> [Goal]:
Exclude images, then output the remaining data verbatim.

[start Material provided]

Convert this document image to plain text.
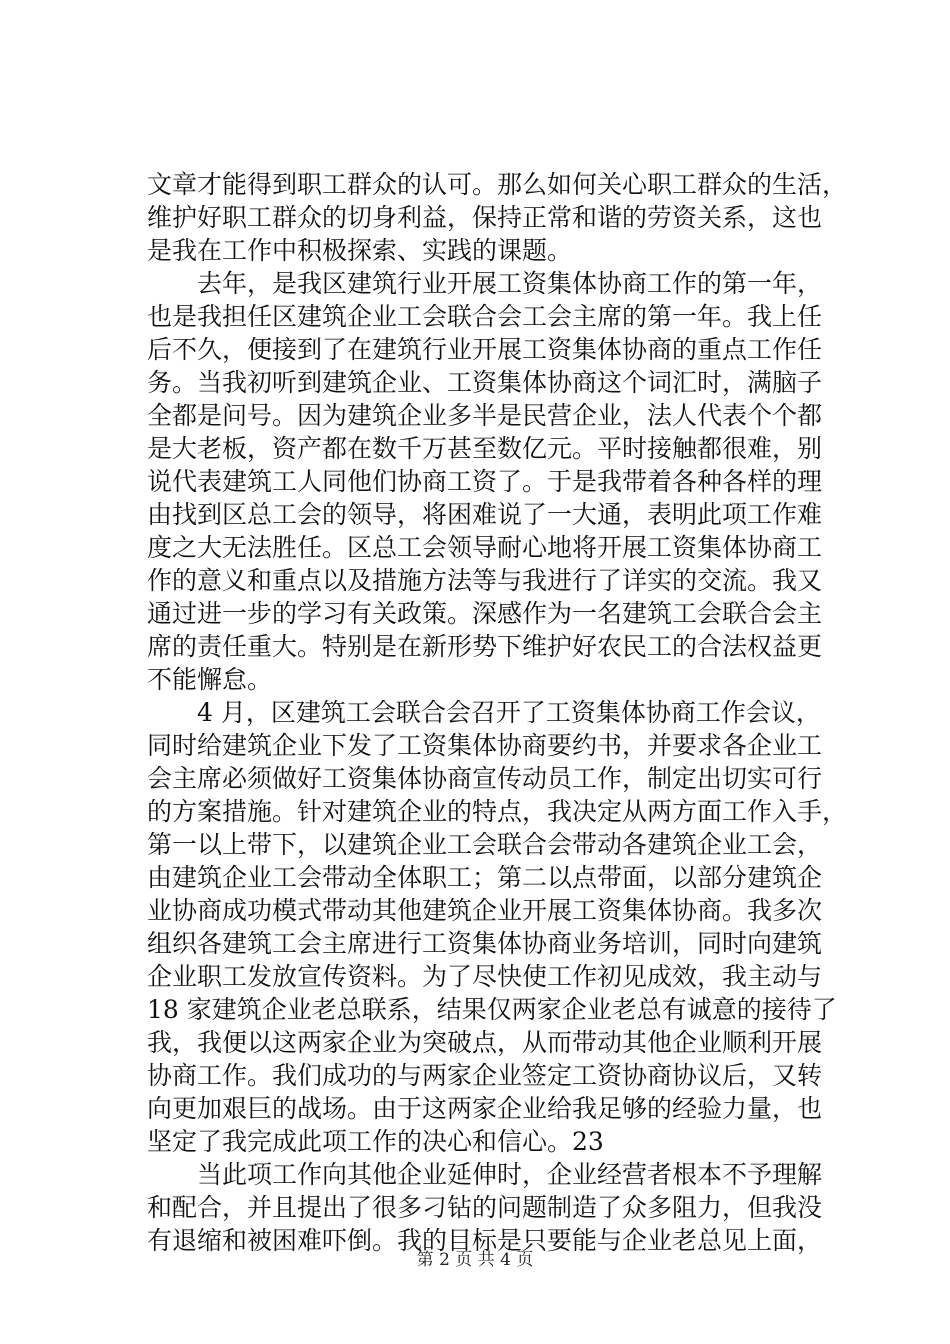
文章才能得到职工群众的认可。那么如何关心职工群众的生活，
维护好职工群众的切身利益，保持正常和谐的劳资关系，这也
是我在工作中积极探索、实践的课题。
去年，是我区建筑行业开展工资集体协商工作的第一年，
也是我担任区建筑企业工会联合会工会主席的第一年。我上任
后不久，便接到了在建筑行业开展工资集体协商的重点工作任
务。当我初听到建筑企业、工资集体协商这个词汇时，满脑子
全都是问号。因为建筑企业多半是民营企业，法人代表个个都
是大老板，资产都在数千万甚至数亿元。平时接触都很难，别
说代表建筑工人同他们协商工资了。于是我带着各种各样的理
由找到区总工会的领导，将困难说了一大通，表明此项工作难
度之大无法胜任。区总工会领导耐心地将开展工资集体协商工
作的意义和重点以及措施方法等与我进行了详实的交流。我又
通过进一步的学习有关政策。深感作为一名建筑工会联合会主
席的责任重大。特别是在新形势下维护好农民工的合法权益更
不能懈怠。
4 月，区建筑工会联合会召开了工资集体协商工作会议，
同时给建筑企业下发了工资集体协商要约书，并要求各企业工
会主席必须做好工资集体协商宣传动员工作，制定出切实可行
的方案措施。针对建筑企业的特点，我决定从两方面工作入手，
第一以上带下，以建筑企业工会联合会带动各建筑企业工会，
由建筑企业工会带动全体职工；第二以点带面，以部分建筑企
业协商成功模式带动其他建筑企业开展工资集体协商。我多次
组织各建筑工会主席进行工资集体协商业务培训，同时向建筑
企业职工发放宣传资料。为了尽快使工作初见成效，我主动与
18 家建筑企业老总联系，结果仅两家企业老总有诚意的接待了
我，我便以这两家企业为突破点，从而带动其他企业顺利开展
协商工作。我们成功的与两家企业签定工资协商协议后，又转
向更加艰巨的战场。由于这两家企业给我足够的经验力量，也
坚定了我完成此项工作的决心和信心。23
当此项工作向其他企业延伸时，企业经营者根本不予理解
和配合，并且提出了很多刁钻的问题制造了众多阻力，但我没
有退缩和被困难吓倒。我的目标是只要能与企业老总见上面，
第 2 页 共 4 页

[end Material provided]

> [Result of the exercise]:
Convert this document image to plain text.
文章才能得到职工群众的认可。那么如何关心职工群众的生活，
维护好职工群众的切身利益，保持正常和谐的劳资关系，这也
是我在工作中积极探索、实践的课题。
去年，是我区建筑行业开展工资集体协商工作的第一年，
也是我担任区建筑企业工会联合会工会主席的第一年。我上任
后不久，便接到了在建筑行业开展工资集体协商的重点工作任
务。当我初听到建筑企业、工资集体协商这个词汇时，满脑子
全都是问号。因为建筑企业多半是民营企业，法人代表个个都
是大老板，资产都在数千万甚至数亿元。平时接触都很难，别
说代表建筑工人同他们协商工资了。于是我带着各种各样的理
由找到区总工会的领导，将困难说了一大通，表明此项工作难
度之大无法胜任。区总工会领导耐心地将开展工资集体协商工
作的意义和重点以及措施方法等与我进行了详实的交流。我又
通过进一步的学习有关政策。深感作为一名建筑工会联合会主
席的责任重大。特别是在新形势下维护好农民工的合法权益更
不能懈怠。
4 月，区建筑工会联合会召开了工资集体协商工作会议，
同时给建筑企业下发了工资集体协商要约书，并要求各企业工
会主席必须做好工资集体协商宣传动员工作，制定出切实可行
的方案措施。针对建筑企业的特点，我决定从两方面工作入手，
第一以上带下，以建筑企业工会联合会带动各建筑企业工会，
由建筑企业工会带动全体职工；第二以点带面，以部分建筑企
业协商成功模式带动其他建筑企业开展工资集体协商。我多次
组织各建筑工会主席进行工资集体协商业务培训，同时向建筑
企业职工发放宣传资料。为了尽快使工作初见成效，我主动与
18 家建筑企业老总联系，结果仅两家企业老总有诚意的接待了
我，我便以这两家企业为突破点，从而带动其他企业顺利开展
协商工作。我们成功的与两家企业签定工资协商协议后，又转
向更加艰巨的战场。由于这两家企业给我足够的经验力量，也
坚定了我完成此项工作的决心和信心。23
当此项工作向其他企业延伸时，企业经营者根本不予理解
和配合，并且提出了很多刁钻的问题制造了众多阻力，但我没
有退缩和被困难吓倒。我的目标是只要能与企业老总见上面，
第 2 页 共 4 页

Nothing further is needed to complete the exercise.